**Data provided:**
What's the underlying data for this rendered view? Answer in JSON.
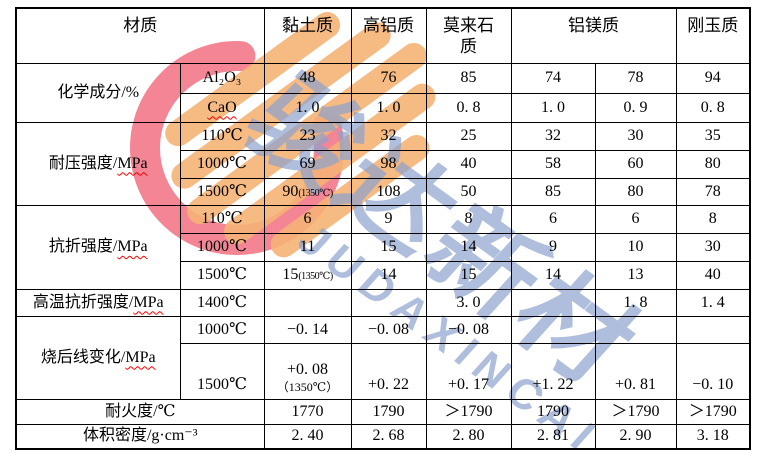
{
  "watermark": {
    "cn": "骏达新材",
    "en": "JUDAXINCAI",
    "blue": "#8ca2cd",
    "red": "#ee5f74",
    "orange": "#f3a55e"
  },
  "table": {
    "header": [
      {
        "label": "材质",
        "colspan": 2
      },
      {
        "label": "黏土质"
      },
      {
        "label": "高铝质"
      },
      {
        "label": "莫来石质"
      },
      {
        "label": "铝镁质",
        "colspan": 2
      },
      {
        "label": "刚玉质"
      }
    ],
    "rows": [
      {
        "cells": [
          {
            "t": "化学成分/%",
            "rowspan": 2,
            "cls": "label"
          },
          {
            "t": "Al₂O₃",
            "cls": "sub"
          },
          {
            "t": "48"
          },
          {
            "t": "76"
          },
          {
            "t": "85"
          },
          {
            "t": "74"
          },
          {
            "t": "78"
          },
          {
            "t": "94"
          }
        ]
      },
      {
        "cells": [
          {
            "t": "CaO",
            "cls": "sub",
            "wavyAll": true
          },
          {
            "t": "1. 0"
          },
          {
            "t": "1. 0"
          },
          {
            "t": "0. 8"
          },
          {
            "t": "1. 0"
          },
          {
            "t": "0. 9"
          },
          {
            "t": "0. 8"
          }
        ]
      },
      {
        "cells": [
          {
            "pre": "耐压强度/",
            "wavy": "MPa",
            "rowspan": 3,
            "cls": "label"
          },
          {
            "t": "110℃",
            "cls": "sub"
          },
          {
            "t": "23"
          },
          {
            "t": "32"
          },
          {
            "t": "25"
          },
          {
            "t": "32"
          },
          {
            "t": "30"
          },
          {
            "t": "35"
          }
        ]
      },
      {
        "cells": [
          {
            "t": "1000℃",
            "cls": "sub"
          },
          {
            "t": "69"
          },
          {
            "t": "98"
          },
          {
            "t": "40"
          },
          {
            "t": "58"
          },
          {
            "t": "60"
          },
          {
            "t": "80"
          }
        ]
      },
      {
        "cells": [
          {
            "t": "1500℃",
            "cls": "sub"
          },
          {
            "main": "90",
            "note": "(1350℃)"
          },
          {
            "t": "108"
          },
          {
            "t": "50"
          },
          {
            "t": "85"
          },
          {
            "t": "80"
          },
          {
            "t": "78"
          }
        ]
      },
      {
        "cells": [
          {
            "pre": "抗折强度/",
            "wavy": "MPa",
            "rowspan": 3,
            "cls": "label"
          },
          {
            "t": "110℃",
            "cls": "sub"
          },
          {
            "t": "6"
          },
          {
            "t": "9"
          },
          {
            "t": "8"
          },
          {
            "t": "6"
          },
          {
            "t": "6"
          },
          {
            "t": "8"
          }
        ]
      },
      {
        "cells": [
          {
            "t": "1000℃",
            "cls": "sub"
          },
          {
            "t": "11"
          },
          {
            "t": "15"
          },
          {
            "t": "14"
          },
          {
            "t": "9"
          },
          {
            "t": "10"
          },
          {
            "t": "30"
          }
        ]
      },
      {
        "cells": [
          {
            "t": "1500℃",
            "cls": "sub"
          },
          {
            "main": "15",
            "note": "(1350℃)"
          },
          {
            "t": "14"
          },
          {
            "t": "15"
          },
          {
            "t": "14"
          },
          {
            "t": "13"
          },
          {
            "t": "40"
          }
        ]
      },
      {
        "cells": [
          {
            "pre": "高温抗折强度/",
            "wavy": "MPa",
            "cls": "label"
          },
          {
            "t": "1400℃",
            "cls": "sub"
          },
          {
            "t": ""
          },
          {
            "t": ""
          },
          {
            "t": "3. 0"
          },
          {
            "t": ""
          },
          {
            "t": "1. 8"
          },
          {
            "t": "1. 4"
          }
        ]
      },
      {
        "cells": [
          {
            "pre": "烧后线变化/",
            "wavy": "MPa",
            "rowspan": 2,
            "cls": "label"
          },
          {
            "t": "1000℃",
            "cls": "sub"
          },
          {
            "t": "−0. 14"
          },
          {
            "t": "−0. 08"
          },
          {
            "t": "−0. 08"
          },
          {
            "t": ""
          },
          {
            "t": ""
          },
          {
            "t": ""
          }
        ]
      },
      {
        "cells": [
          {
            "t": "1500℃",
            "cls": "sub"
          },
          {
            "lines": [
              "+0. 08",
              "（1350℃）"
            ]
          },
          {
            "t": "+0. 22"
          },
          {
            "t": "+0. 17"
          },
          {
            "t": "+1. 22"
          },
          {
            "t": "+0. 81"
          },
          {
            "t": "−0. 10"
          }
        ]
      },
      {
        "cells": [
          {
            "t": "耐火度/℃",
            "colspan": 2,
            "cls": "label"
          },
          {
            "t": "1770"
          },
          {
            "t": "1790"
          },
          {
            "t": "＞1790"
          },
          {
            "t": "1790"
          },
          {
            "t": "＞1790"
          },
          {
            "t": "＞1790"
          }
        ]
      },
      {
        "cells": [
          {
            "t": "体积密度/g·cm⁻³",
            "colspan": 2,
            "cls": "label"
          },
          {
            "t": "2. 40"
          },
          {
            "t": "2. 68"
          },
          {
            "t": "2. 80"
          },
          {
            "t": "2. 81"
          },
          {
            "t": "2. 90"
          },
          {
            "t": "3. 18"
          }
        ]
      }
    ]
  }
}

**Exercise requirements:** Will you set down the records word for word while leaving out every picture?

**Written solution:**
What's the underlying data for this rendered view? Answer in JSON.
{
  "watermark": {
    "cn": "骏达新材",
    "en": "JUDAXINCAI",
    "blue": "#8ca2cd",
    "red": "#ee5f74",
    "orange": "#f3a55e"
  },
  "table": {
    "header": [
      {
        "label": "材质",
        "colspan": 2
      },
      {
        "label": "黏土质"
      },
      {
        "label": "高铝质"
      },
      {
        "label": "莫来石质"
      },
      {
        "label": "铝镁质",
        "colspan": 2
      },
      {
        "label": "刚玉质"
      }
    ],
    "rows": [
      {
        "cells": [
          {
            "t": "化学成分/%",
            "rowspan": 2,
            "cls": "label"
          },
          {
            "t": "Al₂O₃",
            "cls": "sub"
          },
          {
            "t": "48"
          },
          {
            "t": "76"
          },
          {
            "t": "85"
          },
          {
            "t": "74"
          },
          {
            "t": "78"
          },
          {
            "t": "94"
          }
        ]
      },
      {
        "cells": [
          {
            "t": "CaO",
            "cls": "sub",
            "wavyAll": true
          },
          {
            "t": "1. 0"
          },
          {
            "t": "1. 0"
          },
          {
            "t": "0. 8"
          },
          {
            "t": "1. 0"
          },
          {
            "t": "0. 9"
          },
          {
            "t": "0. 8"
          }
        ]
      },
      {
        "cells": [
          {
            "pre": "耐压强度/",
            "wavy": "MPa",
            "rowspan": 3,
            "cls": "label"
          },
          {
            "t": "110℃",
            "cls": "sub"
          },
          {
            "t": "23"
          },
          {
            "t": "32"
          },
          {
            "t": "25"
          },
          {
            "t": "32"
          },
          {
            "t": "30"
          },
          {
            "t": "35"
          }
        ]
      },
      {
        "cells": [
          {
            "t": "1000℃",
            "cls": "sub"
          },
          {
            "t": "69"
          },
          {
            "t": "98"
          },
          {
            "t": "40"
          },
          {
            "t": "58"
          },
          {
            "t": "60"
          },
          {
            "t": "80"
          }
        ]
      },
      {
        "cells": [
          {
            "t": "1500℃",
            "cls": "sub"
          },
          {
            "main": "90",
            "note": "(1350℃)"
          },
          {
            "t": "108"
          },
          {
            "t": "50"
          },
          {
            "t": "85"
          },
          {
            "t": "80"
          },
          {
            "t": "78"
          }
        ]
      },
      {
        "cells": [
          {
            "pre": "抗折强度/",
            "wavy": "MPa",
            "rowspan": 3,
            "cls": "label"
          },
          {
            "t": "110℃",
            "cls": "sub"
          },
          {
            "t": "6"
          },
          {
            "t": "9"
          },
          {
            "t": "8"
          },
          {
            "t": "6"
          },
          {
            "t": "6"
          },
          {
            "t": "8"
          }
        ]
      },
      {
        "cells": [
          {
            "t": "1000℃",
            "cls": "sub"
          },
          {
            "t": "11"
          },
          {
            "t": "15"
          },
          {
            "t": "14"
          },
          {
            "t": "9"
          },
          {
            "t": "10"
          },
          {
            "t": "30"
          }
        ]
      },
      {
        "cells": [
          {
            "t": "1500℃",
            "cls": "sub"
          },
          {
            "main": "15",
            "note": "(1350℃)"
          },
          {
            "t": "14"
          },
          {
            "t": "15"
          },
          {
            "t": "14"
          },
          {
            "t": "13"
          },
          {
            "t": "40"
          }
        ]
      },
      {
        "cells": [
          {
            "pre": "高温抗折强度/",
            "wavy": "MPa",
            "cls": "label"
          },
          {
            "t": "1400℃",
            "cls": "sub"
          },
          {
            "t": ""
          },
          {
            "t": ""
          },
          {
            "t": "3. 0"
          },
          {
            "t": ""
          },
          {
            "t": "1. 8"
          },
          {
            "t": "1. 4"
          }
        ]
      },
      {
        "cells": [
          {
            "pre": "烧后线变化/",
            "wavy": "MPa",
            "rowspan": 2,
            "cls": "label"
          },
          {
            "t": "1000℃",
            "cls": "sub"
          },
          {
            "t": "−0. 14"
          },
          {
            "t": "−0. 08"
          },
          {
            "t": "−0. 08"
          },
          {
            "t": ""
          },
          {
            "t": ""
          },
          {
            "t": ""
          }
        ]
      },
      {
        "cells": [
          {
            "t": "1500℃",
            "cls": "sub"
          },
          {
            "lines": [
              "+0. 08",
              "（1350℃）"
            ]
          },
          {
            "t": "+0. 22"
          },
          {
            "t": "+0. 17"
          },
          {
            "t": "+1. 22"
          },
          {
            "t": "+0. 81"
          },
          {
            "t": "−0. 10"
          }
        ]
      },
      {
        "cells": [
          {
            "t": "耐火度/℃",
            "colspan": 2,
            "cls": "label"
          },
          {
            "t": "1770"
          },
          {
            "t": "1790"
          },
          {
            "t": "＞1790"
          },
          {
            "t": "1790"
          },
          {
            "t": "＞1790"
          },
          {
            "t": "＞1790"
          }
        ]
      },
      {
        "cells": [
          {
            "t": "体积密度/g·cm⁻³",
            "colspan": 2,
            "cls": "label"
          },
          {
            "t": "2. 40"
          },
          {
            "t": "2. 68"
          },
          {
            "t": "2. 80"
          },
          {
            "t": "2. 81"
          },
          {
            "t": "2. 90"
          },
          {
            "t": "3. 18"
          }
        ]
      }
    ]
  }
}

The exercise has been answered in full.